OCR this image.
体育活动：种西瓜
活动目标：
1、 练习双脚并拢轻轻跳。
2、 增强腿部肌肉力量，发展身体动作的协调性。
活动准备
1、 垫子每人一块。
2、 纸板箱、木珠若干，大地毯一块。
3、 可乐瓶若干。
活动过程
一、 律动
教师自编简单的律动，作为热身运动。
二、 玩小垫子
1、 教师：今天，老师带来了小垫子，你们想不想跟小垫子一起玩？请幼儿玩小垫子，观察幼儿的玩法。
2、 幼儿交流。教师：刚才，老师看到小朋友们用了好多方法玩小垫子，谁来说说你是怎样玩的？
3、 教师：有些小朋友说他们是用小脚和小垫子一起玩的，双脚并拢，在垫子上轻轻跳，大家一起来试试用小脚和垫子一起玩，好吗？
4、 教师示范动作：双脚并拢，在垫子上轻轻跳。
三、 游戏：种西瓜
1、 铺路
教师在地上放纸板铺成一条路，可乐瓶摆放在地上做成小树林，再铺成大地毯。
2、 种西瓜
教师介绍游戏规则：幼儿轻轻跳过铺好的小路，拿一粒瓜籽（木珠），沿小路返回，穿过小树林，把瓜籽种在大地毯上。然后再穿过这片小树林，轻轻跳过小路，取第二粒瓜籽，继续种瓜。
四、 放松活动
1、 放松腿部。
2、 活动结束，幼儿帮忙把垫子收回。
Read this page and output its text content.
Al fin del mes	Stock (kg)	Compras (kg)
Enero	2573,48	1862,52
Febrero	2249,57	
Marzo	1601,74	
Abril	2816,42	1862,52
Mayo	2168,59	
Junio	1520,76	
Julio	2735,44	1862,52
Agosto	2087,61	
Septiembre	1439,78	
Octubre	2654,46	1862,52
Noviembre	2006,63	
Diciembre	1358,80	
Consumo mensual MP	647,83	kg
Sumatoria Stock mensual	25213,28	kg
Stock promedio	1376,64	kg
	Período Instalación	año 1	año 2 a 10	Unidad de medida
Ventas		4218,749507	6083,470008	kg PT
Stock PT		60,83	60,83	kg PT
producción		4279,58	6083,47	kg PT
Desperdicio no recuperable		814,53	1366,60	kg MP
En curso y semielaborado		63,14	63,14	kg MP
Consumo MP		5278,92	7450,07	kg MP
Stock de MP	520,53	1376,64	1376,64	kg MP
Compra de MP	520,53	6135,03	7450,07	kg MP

__Written instruction__
Your task is to output all of the data above word for word.

__Answer to this task__
OCR this image.
体育活动：种西瓜
活动目标：
1、 练习双脚并拢轻轻跳。
2、 增强腿部肌肉力量，发展身体动作的协调性。
活动准备
1、 垫子每人一块。
2、 纸板箱、木珠若干，大地毯一块。
3、 可乐瓶若干。
活动过程
一、 律动
教师自编简单的律动，作为热身运动。
二、 玩小垫子
1、 教师：今天，老师带来了小垫子，你们想不想跟小垫子一起玩？请幼儿玩小垫子，观察幼儿的玩法。
2、 幼儿交流。教师：刚才，老师看到小朋友们用了好多方法玩小垫子，谁来说说你是怎样玩的？
3、 教师：有些小朋友说他们是用小脚和小垫子一起玩的，双脚并拢，在垫子上轻轻跳，大家一起来试试用小脚和垫子一起玩，好吗？
4、 教师示范动作：双脚并拢，在垫子上轻轻跳。
三、 游戏：种西瓜
1、 铺路
教师在地上放纸板铺成一条路，可乐瓶摆放在地上做成小树林，再铺成大地毯。
2、 种西瓜
教师介绍游戏规则：幼儿轻轻跳过铺好的小路，拿一粒瓜籽（木珠），沿小路返回，穿过小树林，把瓜籽种在大地毯上。然后再穿过这片小树林，轻轻跳过小路，取第二粒瓜籽，继续种瓜。
四、 放松活动
1、 放松腿部。
2、 活动结束，幼儿帮忙把垫子收回。
Read this page and output its text content.
Al fin del mes	Stock (kg)	Compras (kg)
Enero	2573,48	1862,52
Febrero	2249,57	
Marzo	1601,74	
Abril	2816,42	1862,52
Mayo	2168,59	
Junio	1520,76	
Julio	2735,44	1862,52
Agosto	2087,61	
Septiembre	1439,78	
Octubre	2654,46	1862,52
Noviembre	2006,63	
Diciembre	1358,80	
Consumo mensual MP	647,83	kg
Sumatoria Stock mensual	25213,28	kg
Stock promedio	1376,64	kg
	Período Instalación	año 1	año 2 a 10	Unidad de medida
Ventas		4218,749507	6083,470008	kg PT
Stock PT		60,83	60,83	kg PT
producción		4279,58	6083,47	kg PT
Desperdicio no recuperable		814,53	1366,60	kg MP
En curso y semielaborado		63,14	63,14	kg MP
Consumo MP		5278,92	7450,07	kg MP
Stock de MP	520,53	1376,64	1376,64	kg MP
Compra de MP	520,53	6135,03	7450,07	kg MP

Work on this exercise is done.